- [SOURCE DATA]:
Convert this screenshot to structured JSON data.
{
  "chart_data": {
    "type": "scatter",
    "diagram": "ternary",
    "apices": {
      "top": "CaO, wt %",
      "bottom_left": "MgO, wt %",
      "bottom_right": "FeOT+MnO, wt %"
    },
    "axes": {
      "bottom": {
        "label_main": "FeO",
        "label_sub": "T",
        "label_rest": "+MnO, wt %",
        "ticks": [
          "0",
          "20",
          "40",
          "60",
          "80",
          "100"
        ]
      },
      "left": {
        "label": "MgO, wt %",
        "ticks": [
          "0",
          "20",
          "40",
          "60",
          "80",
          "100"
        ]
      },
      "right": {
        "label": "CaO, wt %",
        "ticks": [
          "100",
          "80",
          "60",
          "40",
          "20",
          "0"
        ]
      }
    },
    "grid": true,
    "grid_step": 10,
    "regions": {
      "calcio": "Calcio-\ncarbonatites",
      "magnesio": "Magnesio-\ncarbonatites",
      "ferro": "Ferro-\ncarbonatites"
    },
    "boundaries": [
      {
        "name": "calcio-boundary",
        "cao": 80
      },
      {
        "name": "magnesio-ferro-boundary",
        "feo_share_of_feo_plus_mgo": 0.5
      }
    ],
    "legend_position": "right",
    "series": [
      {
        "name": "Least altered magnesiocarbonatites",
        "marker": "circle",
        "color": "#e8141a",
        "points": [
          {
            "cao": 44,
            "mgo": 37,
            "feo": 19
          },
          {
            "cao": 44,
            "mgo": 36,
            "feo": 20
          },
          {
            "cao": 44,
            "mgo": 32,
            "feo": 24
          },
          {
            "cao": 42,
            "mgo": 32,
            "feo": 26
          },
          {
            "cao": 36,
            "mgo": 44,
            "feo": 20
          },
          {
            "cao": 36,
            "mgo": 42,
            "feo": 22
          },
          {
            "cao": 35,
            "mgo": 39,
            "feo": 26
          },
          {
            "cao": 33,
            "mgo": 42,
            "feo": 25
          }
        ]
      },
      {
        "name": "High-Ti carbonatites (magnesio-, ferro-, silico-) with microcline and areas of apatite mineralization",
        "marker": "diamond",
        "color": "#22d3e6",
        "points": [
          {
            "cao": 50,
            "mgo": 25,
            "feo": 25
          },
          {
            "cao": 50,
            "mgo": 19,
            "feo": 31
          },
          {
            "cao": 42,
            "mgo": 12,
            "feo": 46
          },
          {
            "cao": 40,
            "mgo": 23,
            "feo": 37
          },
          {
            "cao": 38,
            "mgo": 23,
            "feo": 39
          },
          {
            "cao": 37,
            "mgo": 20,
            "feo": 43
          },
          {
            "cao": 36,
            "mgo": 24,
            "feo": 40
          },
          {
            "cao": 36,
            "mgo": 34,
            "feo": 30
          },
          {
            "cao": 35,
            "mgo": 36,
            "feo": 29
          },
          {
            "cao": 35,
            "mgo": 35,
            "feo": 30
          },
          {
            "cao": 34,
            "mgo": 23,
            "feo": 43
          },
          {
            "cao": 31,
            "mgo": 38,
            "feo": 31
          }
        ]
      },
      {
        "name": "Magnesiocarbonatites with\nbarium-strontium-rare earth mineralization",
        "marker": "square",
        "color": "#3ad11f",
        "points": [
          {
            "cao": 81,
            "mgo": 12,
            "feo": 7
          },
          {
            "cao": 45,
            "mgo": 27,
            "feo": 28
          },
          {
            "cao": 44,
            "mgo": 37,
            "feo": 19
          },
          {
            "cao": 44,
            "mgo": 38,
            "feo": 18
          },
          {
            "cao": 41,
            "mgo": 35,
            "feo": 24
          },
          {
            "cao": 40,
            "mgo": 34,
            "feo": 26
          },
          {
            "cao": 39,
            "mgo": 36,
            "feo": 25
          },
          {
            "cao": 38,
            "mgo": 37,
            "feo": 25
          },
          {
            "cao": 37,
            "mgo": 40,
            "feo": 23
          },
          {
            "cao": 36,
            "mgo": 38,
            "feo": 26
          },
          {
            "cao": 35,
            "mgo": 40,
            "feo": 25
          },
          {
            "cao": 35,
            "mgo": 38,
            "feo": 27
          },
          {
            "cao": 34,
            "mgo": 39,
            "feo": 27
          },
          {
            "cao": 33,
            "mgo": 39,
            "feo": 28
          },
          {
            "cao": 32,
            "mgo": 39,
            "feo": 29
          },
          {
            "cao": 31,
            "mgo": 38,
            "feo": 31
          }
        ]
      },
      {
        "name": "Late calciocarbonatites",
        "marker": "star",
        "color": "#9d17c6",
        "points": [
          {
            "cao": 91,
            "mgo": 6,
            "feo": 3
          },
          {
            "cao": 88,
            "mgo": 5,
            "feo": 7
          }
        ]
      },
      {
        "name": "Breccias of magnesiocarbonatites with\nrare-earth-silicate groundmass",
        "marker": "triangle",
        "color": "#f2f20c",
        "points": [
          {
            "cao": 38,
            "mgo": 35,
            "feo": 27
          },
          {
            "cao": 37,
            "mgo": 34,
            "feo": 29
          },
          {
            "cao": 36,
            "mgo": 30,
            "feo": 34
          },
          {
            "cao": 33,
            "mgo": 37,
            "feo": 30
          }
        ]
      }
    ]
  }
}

- [EXERCISE DIRECTIONS]: Go through the listing above and pull out each line containing the word "mineralization".

- [SOLUTION FOR THIS PROBLEM]:
        "name": "High-Ti carbonatites (magnesio-, ferro-, silico-) with microcline and areas of apatite mineralization",
        "name": "Magnesiocarbonatites with\nbarium-strontium-rare earth mineralization",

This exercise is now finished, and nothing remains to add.